Provided entries>
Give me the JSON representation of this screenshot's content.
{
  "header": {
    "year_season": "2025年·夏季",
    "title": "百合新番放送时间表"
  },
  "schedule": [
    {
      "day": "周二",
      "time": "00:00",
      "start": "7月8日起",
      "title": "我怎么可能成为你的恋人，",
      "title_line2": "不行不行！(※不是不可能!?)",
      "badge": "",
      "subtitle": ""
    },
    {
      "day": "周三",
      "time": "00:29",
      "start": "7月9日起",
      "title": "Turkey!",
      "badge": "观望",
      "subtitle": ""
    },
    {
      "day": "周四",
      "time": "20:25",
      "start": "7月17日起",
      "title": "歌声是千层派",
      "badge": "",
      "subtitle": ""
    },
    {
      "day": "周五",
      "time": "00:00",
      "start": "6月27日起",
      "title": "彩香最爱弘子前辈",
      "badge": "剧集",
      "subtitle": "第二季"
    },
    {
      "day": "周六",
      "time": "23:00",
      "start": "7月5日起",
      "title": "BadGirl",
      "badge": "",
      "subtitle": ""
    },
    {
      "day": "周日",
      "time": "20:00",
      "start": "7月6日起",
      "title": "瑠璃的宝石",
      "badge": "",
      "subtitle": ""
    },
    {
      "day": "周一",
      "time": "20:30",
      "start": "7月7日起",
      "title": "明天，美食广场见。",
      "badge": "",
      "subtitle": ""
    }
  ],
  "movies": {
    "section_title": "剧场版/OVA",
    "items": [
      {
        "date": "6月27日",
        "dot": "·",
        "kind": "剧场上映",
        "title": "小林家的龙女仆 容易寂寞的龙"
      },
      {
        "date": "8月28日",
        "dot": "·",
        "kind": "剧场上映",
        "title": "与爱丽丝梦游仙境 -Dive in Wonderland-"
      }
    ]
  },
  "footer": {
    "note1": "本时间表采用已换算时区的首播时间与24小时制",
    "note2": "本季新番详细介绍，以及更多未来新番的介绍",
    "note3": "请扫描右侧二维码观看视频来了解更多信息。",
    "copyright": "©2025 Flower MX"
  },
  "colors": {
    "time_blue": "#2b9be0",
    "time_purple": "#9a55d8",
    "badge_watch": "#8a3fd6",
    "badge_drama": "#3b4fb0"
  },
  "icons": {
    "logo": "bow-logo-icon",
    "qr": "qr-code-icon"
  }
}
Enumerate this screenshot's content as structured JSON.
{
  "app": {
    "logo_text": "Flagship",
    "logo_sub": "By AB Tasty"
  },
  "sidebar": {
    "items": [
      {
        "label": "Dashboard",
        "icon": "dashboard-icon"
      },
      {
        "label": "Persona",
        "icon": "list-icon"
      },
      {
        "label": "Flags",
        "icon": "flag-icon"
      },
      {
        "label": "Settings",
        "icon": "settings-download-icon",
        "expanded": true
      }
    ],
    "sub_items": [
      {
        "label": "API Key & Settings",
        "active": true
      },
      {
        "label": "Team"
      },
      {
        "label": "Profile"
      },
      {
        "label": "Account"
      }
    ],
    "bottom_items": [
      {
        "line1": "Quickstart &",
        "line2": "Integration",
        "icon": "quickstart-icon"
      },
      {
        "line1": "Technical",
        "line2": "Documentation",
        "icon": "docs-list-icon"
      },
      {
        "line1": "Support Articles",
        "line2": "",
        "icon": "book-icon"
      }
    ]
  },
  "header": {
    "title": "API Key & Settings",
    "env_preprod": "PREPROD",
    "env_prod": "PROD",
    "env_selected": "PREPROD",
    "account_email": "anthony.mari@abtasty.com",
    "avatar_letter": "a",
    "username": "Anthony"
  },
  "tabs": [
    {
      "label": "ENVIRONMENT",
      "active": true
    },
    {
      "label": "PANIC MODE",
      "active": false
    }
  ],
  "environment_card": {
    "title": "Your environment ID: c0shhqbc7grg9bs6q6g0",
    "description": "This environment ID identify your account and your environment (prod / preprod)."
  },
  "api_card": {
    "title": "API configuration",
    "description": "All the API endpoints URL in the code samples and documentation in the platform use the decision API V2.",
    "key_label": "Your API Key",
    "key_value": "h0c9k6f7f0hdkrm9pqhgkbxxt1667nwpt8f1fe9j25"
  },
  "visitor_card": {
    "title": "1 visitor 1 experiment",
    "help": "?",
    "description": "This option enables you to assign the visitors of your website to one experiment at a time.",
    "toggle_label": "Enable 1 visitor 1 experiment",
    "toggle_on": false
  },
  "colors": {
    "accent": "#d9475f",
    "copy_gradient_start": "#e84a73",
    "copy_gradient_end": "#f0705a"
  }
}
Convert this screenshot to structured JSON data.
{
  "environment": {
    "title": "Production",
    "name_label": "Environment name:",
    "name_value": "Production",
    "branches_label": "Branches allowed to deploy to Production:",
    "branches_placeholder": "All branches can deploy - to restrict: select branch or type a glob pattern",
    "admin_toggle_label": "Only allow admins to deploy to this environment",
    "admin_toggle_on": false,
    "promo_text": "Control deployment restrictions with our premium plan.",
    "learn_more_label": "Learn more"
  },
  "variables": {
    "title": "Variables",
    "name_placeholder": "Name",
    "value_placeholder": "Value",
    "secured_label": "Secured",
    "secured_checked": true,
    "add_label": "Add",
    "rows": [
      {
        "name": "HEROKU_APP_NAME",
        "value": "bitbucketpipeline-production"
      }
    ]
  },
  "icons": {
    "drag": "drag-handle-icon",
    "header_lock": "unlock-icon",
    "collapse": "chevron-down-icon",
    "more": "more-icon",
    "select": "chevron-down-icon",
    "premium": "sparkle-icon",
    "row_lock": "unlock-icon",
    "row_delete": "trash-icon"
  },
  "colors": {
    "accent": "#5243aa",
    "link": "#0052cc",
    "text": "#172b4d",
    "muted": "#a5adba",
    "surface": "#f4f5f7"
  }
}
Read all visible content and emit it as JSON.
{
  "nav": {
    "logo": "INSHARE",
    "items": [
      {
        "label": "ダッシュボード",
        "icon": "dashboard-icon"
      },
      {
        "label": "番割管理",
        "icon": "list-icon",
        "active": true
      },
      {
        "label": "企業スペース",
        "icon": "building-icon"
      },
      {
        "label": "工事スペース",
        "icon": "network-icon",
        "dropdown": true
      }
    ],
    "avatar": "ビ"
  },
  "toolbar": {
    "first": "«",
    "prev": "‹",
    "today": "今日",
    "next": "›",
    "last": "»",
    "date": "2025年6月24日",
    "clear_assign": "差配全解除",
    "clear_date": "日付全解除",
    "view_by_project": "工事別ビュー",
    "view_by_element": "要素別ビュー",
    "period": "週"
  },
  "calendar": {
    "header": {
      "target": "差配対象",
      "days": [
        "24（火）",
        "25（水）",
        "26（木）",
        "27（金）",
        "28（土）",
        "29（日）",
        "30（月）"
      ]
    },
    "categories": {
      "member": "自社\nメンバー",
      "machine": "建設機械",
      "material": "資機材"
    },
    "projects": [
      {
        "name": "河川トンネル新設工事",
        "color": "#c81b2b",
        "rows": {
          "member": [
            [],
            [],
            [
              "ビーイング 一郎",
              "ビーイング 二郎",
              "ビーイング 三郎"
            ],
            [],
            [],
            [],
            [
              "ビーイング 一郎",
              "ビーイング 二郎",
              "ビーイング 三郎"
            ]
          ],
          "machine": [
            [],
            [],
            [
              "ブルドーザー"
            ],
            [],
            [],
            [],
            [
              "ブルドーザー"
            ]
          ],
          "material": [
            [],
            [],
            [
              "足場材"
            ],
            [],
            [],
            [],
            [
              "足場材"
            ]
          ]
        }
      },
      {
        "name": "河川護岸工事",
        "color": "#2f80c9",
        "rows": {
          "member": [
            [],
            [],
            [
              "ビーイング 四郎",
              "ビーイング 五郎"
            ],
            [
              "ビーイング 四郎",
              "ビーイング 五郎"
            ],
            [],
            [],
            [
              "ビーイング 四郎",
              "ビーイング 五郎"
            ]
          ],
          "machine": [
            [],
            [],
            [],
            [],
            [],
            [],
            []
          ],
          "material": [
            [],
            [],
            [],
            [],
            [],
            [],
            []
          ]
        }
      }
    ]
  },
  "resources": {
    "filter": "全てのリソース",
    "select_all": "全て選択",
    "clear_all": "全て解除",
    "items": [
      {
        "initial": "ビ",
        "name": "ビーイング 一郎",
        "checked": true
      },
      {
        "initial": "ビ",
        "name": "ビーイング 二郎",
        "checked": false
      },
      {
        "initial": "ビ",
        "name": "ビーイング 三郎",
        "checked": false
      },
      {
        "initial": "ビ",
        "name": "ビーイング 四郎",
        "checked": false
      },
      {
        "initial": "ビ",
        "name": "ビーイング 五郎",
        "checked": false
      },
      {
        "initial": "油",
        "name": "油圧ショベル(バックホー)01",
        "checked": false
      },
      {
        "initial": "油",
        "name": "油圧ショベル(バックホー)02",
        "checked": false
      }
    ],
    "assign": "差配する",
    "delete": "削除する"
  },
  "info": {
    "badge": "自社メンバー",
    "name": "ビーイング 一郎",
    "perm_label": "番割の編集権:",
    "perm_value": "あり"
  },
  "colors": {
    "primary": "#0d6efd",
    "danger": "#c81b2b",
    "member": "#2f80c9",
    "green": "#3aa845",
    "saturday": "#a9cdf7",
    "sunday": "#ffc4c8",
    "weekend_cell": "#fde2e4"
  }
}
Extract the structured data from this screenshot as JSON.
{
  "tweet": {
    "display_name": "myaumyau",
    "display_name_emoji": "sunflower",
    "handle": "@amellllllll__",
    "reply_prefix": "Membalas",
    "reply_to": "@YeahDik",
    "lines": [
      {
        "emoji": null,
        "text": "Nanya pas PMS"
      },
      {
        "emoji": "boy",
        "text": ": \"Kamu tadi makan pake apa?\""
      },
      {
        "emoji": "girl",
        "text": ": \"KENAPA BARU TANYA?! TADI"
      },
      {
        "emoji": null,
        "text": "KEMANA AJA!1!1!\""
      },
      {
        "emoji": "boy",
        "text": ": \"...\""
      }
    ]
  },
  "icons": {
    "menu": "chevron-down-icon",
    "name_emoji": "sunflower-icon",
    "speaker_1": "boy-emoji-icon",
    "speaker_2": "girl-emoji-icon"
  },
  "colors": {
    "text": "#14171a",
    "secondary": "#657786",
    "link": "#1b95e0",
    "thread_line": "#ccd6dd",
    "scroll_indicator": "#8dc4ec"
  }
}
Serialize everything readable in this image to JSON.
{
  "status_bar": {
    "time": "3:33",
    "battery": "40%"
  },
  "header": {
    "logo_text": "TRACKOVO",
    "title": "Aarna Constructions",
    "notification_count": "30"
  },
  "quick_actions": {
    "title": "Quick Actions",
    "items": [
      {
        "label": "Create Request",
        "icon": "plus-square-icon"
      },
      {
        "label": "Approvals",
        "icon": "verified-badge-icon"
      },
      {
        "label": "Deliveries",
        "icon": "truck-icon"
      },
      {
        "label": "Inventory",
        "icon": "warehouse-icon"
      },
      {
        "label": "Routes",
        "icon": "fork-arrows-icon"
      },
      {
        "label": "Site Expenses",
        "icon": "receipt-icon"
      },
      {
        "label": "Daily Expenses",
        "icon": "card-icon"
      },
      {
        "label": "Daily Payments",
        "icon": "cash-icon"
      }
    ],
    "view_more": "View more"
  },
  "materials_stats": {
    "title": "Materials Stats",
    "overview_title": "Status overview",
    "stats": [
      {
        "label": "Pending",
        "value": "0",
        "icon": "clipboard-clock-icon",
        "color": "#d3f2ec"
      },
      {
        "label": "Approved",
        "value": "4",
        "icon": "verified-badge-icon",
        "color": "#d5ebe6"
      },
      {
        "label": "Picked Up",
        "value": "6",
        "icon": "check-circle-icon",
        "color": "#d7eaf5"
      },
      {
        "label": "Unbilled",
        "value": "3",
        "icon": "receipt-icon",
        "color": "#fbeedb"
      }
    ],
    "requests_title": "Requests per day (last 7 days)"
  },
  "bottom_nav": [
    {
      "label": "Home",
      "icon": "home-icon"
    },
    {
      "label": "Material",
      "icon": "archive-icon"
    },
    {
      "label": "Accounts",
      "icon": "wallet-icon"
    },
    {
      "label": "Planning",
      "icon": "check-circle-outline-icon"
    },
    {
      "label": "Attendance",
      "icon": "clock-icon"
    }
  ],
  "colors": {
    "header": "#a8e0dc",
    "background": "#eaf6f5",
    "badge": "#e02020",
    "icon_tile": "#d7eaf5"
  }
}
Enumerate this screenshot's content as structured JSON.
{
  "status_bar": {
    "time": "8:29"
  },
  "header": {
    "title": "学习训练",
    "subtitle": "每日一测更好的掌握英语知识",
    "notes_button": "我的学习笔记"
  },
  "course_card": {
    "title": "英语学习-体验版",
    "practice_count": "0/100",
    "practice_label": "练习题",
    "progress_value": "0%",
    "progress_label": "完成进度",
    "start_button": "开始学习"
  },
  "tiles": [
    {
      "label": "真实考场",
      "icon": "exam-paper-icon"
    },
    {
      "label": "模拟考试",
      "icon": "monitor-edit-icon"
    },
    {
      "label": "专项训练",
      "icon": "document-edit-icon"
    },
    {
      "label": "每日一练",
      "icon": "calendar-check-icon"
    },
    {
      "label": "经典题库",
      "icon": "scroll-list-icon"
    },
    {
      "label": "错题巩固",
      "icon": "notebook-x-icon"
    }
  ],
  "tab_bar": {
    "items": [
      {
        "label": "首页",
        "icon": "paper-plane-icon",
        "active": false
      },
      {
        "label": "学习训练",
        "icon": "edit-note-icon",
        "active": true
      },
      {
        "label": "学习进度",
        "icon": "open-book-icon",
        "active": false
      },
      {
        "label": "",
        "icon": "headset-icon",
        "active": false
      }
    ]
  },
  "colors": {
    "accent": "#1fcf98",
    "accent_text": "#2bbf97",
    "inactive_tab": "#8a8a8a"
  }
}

Given problem> From the data above, copy out every line with the string "JSON" in it.

Answer to the task>
Give me the JSON representation of this screenshot's content.
Enumerate this screenshot's content as structured JSON.
Convert this screenshot to structured JSON data.
Read all visible content and emit it as JSON.
Extract the structured data from this screenshot as JSON.
Serialize everything readable in this image to JSON.
Enumerate this screenshot's content as structured JSON.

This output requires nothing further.